» **Dataset excerpts**:
------------------------------

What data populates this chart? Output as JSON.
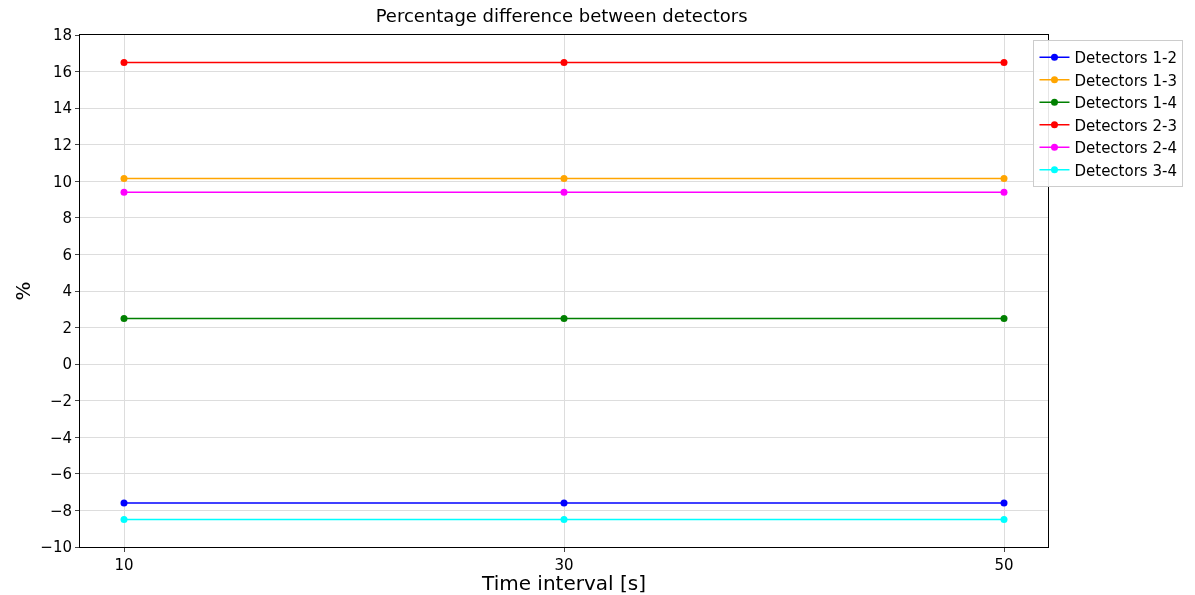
{
  "chart_data": {
    "type": "line",
    "title": "Percentage difference between detectors",
    "xlabel": "Time interval [s]",
    "ylabel": "%",
    "x": [
      10,
      30,
      50
    ],
    "xlim": [
      8,
      52
    ],
    "xticks": [
      10,
      30,
      50
    ],
    "ylim": [
      -10,
      18
    ],
    "yticks": [
      -10,
      -8,
      -6,
      -4,
      -2,
      0,
      2,
      4,
      6,
      8,
      10,
      12,
      14,
      16,
      18
    ],
    "grid": true,
    "legend": "top right",
    "marker": "circle",
    "series": [
      {
        "name": "Detectors 1-2",
        "color": "#0000ff",
        "values": [
          -7.6,
          -7.6,
          -7.6
        ]
      },
      {
        "name": "Detectors 1-3",
        "color": "#ffa500",
        "values": [
          10.15,
          10.15,
          10.15
        ]
      },
      {
        "name": "Detectors 1-4",
        "color": "#008000",
        "values": [
          2.5,
          2.5,
          2.5
        ]
      },
      {
        "name": "Detectors 2-3",
        "color": "#ff0000",
        "values": [
          16.5,
          16.5,
          16.5
        ]
      },
      {
        "name": "Detectors 2-4",
        "color": "#ff00ff",
        "values": [
          9.4,
          9.4,
          9.4
        ]
      },
      {
        "name": "Detectors 3-4",
        "color": "#00ffff",
        "values": [
          -8.5,
          -8.5,
          -8.5
        ]
      }
    ]
  }
}
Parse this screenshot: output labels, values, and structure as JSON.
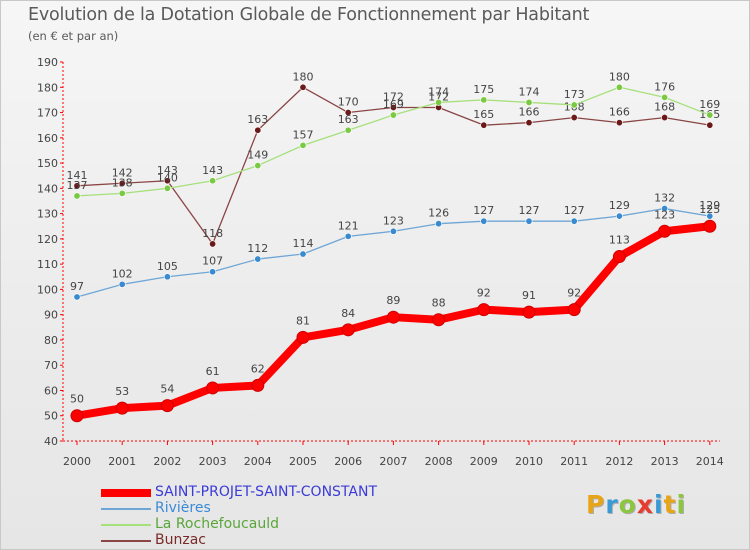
{
  "title": "Evolution de la Dotation Globale de Fonctionnement par Habitant",
  "subtitle": "(en € et par an)",
  "logo": {
    "text": "Proxiti",
    "letters": [
      {
        "ch": "P",
        "color": "#e8a417"
      },
      {
        "ch": "r",
        "color": "#3a9ad6"
      },
      {
        "ch": "o",
        "color": "#8cc63f"
      },
      {
        "ch": "x",
        "color": "#e83a2e"
      },
      {
        "ch": "i",
        "color": "#3a9ad6"
      },
      {
        "ch": "t",
        "color": "#e8a417"
      },
      {
        "ch": "i",
        "color": "#8cc63f"
      }
    ]
  },
  "chart_data": {
    "type": "line",
    "title": "Evolution de la Dotation Globale de Fonctionnement par Habitant",
    "subtitle": "(en € et par an)",
    "x": [
      "2000",
      "2001",
      "2002",
      "2003",
      "2004",
      "2005",
      "2006",
      "2007",
      "2008",
      "2009",
      "2010",
      "2011",
      "2012",
      "2013",
      "2014"
    ],
    "yticks": [
      "40",
      "50",
      "60",
      "70",
      "80",
      "90",
      "100",
      "110",
      "120",
      "130",
      "140",
      "150",
      "160",
      "170",
      "180",
      "190"
    ],
    "ylim": [
      40,
      190
    ],
    "grid": false,
    "legend_position": "bottom-left",
    "series": [
      {
        "name": "SAINT-PROJET-SAINT-CONSTANT",
        "color": "#ff0000",
        "marker_color": "#ff0000",
        "legend_color": "#3b3bd8",
        "emphasis": "thick",
        "values": [
          50,
          53,
          54,
          61,
          62,
          81,
          84,
          89,
          88,
          92,
          91,
          92,
          113,
          123,
          125
        ]
      },
      {
        "name": "Rivières",
        "color": "#6ea6d6",
        "marker_color": "#3a8ad0",
        "legend_color": "#3b8ad8",
        "emphasis": "thin",
        "values": [
          97,
          102,
          105,
          107,
          112,
          114,
          121,
          123,
          126,
          127,
          127,
          127,
          129,
          132,
          129
        ]
      },
      {
        "name": "La Rochefoucauld",
        "color": "#a6e07a",
        "marker_color": "#7ac943",
        "legend_color": "#5aa63a",
        "emphasis": "thin",
        "values": [
          137,
          138,
          140,
          143,
          149,
          157,
          163,
          169,
          174,
          175,
          174,
          173,
          180,
          176,
          169
        ]
      },
      {
        "name": "Bunzac",
        "color": "#8a4545",
        "marker_color": "#6b1a1a",
        "legend_color": "#7a2a2a",
        "emphasis": "thin",
        "values": [
          141,
          142,
          143,
          118,
          163,
          180,
          170,
          172,
          172,
          165,
          166,
          168,
          166,
          168,
          165
        ]
      }
    ]
  }
}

------------------------------

» **The problem**:
Transcribe the records above verbatim. Do not carry over any picture.

» **Written response**:
What data populates this chart? Output as JSON.
{
  "chart_data": {
    "type": "line",
    "title": "Percentage difference between detectors",
    "xlabel": "Time interval [s]",
    "ylabel": "%",
    "x": [
      10,
      30,
      50
    ],
    "xlim": [
      8,
      52
    ],
    "xticks": [
      10,
      30,
      50
    ],
    "ylim": [
      -10,
      18
    ],
    "yticks": [
      -10,
      -8,
      -6,
      -4,
      -2,
      0,
      2,
      4,
      6,
      8,
      10,
      12,
      14,
      16,
      18
    ],
    "grid": true,
    "legend": "top right",
    "marker": "circle",
    "series": [
      {
        "name": "Detectors 1-2",
        "color": "#0000ff",
        "values": [
          -7.6,
          -7.6,
          -7.6
        ]
      },
      {
        "name": "Detectors 1-3",
        "color": "#ffa500",
        "values": [
          10.15,
          10.15,
          10.15
        ]
      },
      {
        "name": "Detectors 1-4",
        "color": "#008000",
        "values": [
          2.5,
          2.5,
          2.5
        ]
      },
      {
        "name": "Detectors 2-3",
        "color": "#ff0000",
        "values": [
          16.5,
          16.5,
          16.5
        ]
      },
      {
        "name": "Detectors 2-4",
        "color": "#ff00ff",
        "values": [
          9.4,
          9.4,
          9.4
        ]
      },
      {
        "name": "Detectors 3-4",
        "color": "#00ffff",
        "values": [
          -8.5,
          -8.5,
          -8.5
        ]
      }
    ]
  }
}
Parse this screenshot: output labels, values, and structure as JSON.
{
  "title": "Evolution de la Dotation Globale de Fonctionnement par Habitant",
  "subtitle": "(en € et par an)",
  "logo": {
    "text": "Proxiti",
    "letters": [
      {
        "ch": "P",
        "color": "#e8a417"
      },
      {
        "ch": "r",
        "color": "#3a9ad6"
      },
      {
        "ch": "o",
        "color": "#8cc63f"
      },
      {
        "ch": "x",
        "color": "#e83a2e"
      },
      {
        "ch": "i",
        "color": "#3a9ad6"
      },
      {
        "ch": "t",
        "color": "#e8a417"
      },
      {
        "ch": "i",
        "color": "#8cc63f"
      }
    ]
  },
  "chart_data": {
    "type": "line",
    "title": "Evolution de la Dotation Globale de Fonctionnement par Habitant",
    "subtitle": "(en € et par an)",
    "x": [
      "2000",
      "2001",
      "2002",
      "2003",
      "2004",
      "2005",
      "2006",
      "2007",
      "2008",
      "2009",
      "2010",
      "2011",
      "2012",
      "2013",
      "2014"
    ],
    "yticks": [
      "40",
      "50",
      "60",
      "70",
      "80",
      "90",
      "100",
      "110",
      "120",
      "130",
      "140",
      "150",
      "160",
      "170",
      "180",
      "190"
    ],
    "ylim": [
      40,
      190
    ],
    "grid": false,
    "legend_position": "bottom-left",
    "series": [
      {
        "name": "SAINT-PROJET-SAINT-CONSTANT",
        "color": "#ff0000",
        "marker_color": "#ff0000",
        "legend_color": "#3b3bd8",
        "emphasis": "thick",
        "values": [
          50,
          53,
          54,
          61,
          62,
          81,
          84,
          89,
          88,
          92,
          91,
          92,
          113,
          123,
          125
        ]
      },
      {
        "name": "Rivières",
        "color": "#6ea6d6",
        "marker_color": "#3a8ad0",
        "legend_color": "#3b8ad8",
        "emphasis": "thin",
        "values": [
          97,
          102,
          105,
          107,
          112,
          114,
          121,
          123,
          126,
          127,
          127,
          127,
          129,
          132,
          129
        ]
      },
      {
        "name": "La Rochefoucauld",
        "color": "#a6e07a",
        "marker_color": "#7ac943",
        "legend_color": "#5aa63a",
        "emphasis": "thin",
        "values": [
          137,
          138,
          140,
          143,
          149,
          157,
          163,
          169,
          174,
          175,
          174,
          173,
          180,
          176,
          169
        ]
      },
      {
        "name": "Bunzac",
        "color": "#8a4545",
        "marker_color": "#6b1a1a",
        "legend_color": "#7a2a2a",
        "emphasis": "thin",
        "values": [
          141,
          142,
          143,
          118,
          163,
          180,
          170,
          172,
          172,
          165,
          166,
          168,
          166,
          168,
          165
        ]
      }
    ]
  }
}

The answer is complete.